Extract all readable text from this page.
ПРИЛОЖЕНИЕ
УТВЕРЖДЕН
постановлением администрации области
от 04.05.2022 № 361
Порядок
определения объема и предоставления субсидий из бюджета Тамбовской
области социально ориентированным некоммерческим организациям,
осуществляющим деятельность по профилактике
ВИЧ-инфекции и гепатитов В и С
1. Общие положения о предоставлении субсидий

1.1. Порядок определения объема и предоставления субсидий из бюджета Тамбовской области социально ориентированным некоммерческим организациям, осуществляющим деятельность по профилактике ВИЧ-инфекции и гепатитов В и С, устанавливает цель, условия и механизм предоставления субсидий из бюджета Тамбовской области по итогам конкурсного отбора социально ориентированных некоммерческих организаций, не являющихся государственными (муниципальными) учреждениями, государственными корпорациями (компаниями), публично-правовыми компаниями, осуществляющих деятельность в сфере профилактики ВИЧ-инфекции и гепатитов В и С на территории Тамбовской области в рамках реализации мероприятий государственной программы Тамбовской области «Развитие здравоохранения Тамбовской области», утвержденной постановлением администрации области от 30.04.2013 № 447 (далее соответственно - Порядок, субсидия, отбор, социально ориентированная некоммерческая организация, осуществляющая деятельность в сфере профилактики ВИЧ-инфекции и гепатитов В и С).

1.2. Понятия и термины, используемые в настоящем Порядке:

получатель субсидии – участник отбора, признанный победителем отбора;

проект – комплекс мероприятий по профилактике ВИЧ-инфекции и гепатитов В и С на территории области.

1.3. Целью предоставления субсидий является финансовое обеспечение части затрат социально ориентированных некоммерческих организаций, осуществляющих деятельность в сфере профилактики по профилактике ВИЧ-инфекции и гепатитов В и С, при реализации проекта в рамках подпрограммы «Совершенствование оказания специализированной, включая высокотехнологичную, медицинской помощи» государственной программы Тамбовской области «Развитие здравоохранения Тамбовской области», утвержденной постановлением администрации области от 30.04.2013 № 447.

● **Brief**: Repeat every line of the data, exactly and in full.

● **Solution**:
Extract all readable text from this page.
ПРИЛОЖЕНИЕ
УТВЕРЖДЕН
постановлением администрации области
от 04.05.2022 № 361
Порядок
определения объема и предоставления субсидий из бюджета Тамбовской
области социально ориентированным некоммерческим организациям,
осуществляющим деятельность по профилактике
ВИЧ-инфекции и гепатитов В и С
1. Общие положения о предоставлении субсидий

1.1. Порядок определения объема и предоставления субсидий из бюджета Тамбовской области социально ориентированным некоммерческим организациям, осуществляющим деятельность по профилактике ВИЧ-инфекции и гепатитов В и С, устанавливает цель, условия и механизм предоставления субсидий из бюджета Тамбовской области по итогам конкурсного отбора социально ориентированных некоммерческих организаций, не являющихся государственными (муниципальными) учреждениями, государственными корпорациями (компаниями), публично-правовыми компаниями, осуществляющих деятельность в сфере профилактики ВИЧ-инфекции и гепатитов В и С на территории Тамбовской области в рамках реализации мероприятий государственной программы Тамбовской области «Развитие здравоохранения Тамбовской области», утвержденной постановлением администрации области от 30.04.2013 № 447 (далее соответственно - Порядок, субсидия, отбор, социально ориентированная некоммерческая организация, осуществляющая деятельность в сфере профилактики ВИЧ-инфекции и гепатитов В и С).

1.2. Понятия и термины, используемые в настоящем Порядке:

получатель субсидии – участник отбора, признанный победителем отбора;

проект – комплекс мероприятий по профилактике ВИЧ-инфекции и гепатитов В и С на территории области.

1.3. Целью предоставления субсидий является финансовое обеспечение части затрат социально ориентированных некоммерческих организаций, осуществляющих деятельность в сфере профилактики по профилактике ВИЧ-инфекции и гепатитов В и С, при реализации проекта в рамках подпрограммы «Совершенствование оказания специализированной, включая высокотехнологичную, медицинской помощи» государственной программы Тамбовской области «Развитие здравоохранения Тамбовской области», утвержденной постановлением администрации области от 30.04.2013 № 447.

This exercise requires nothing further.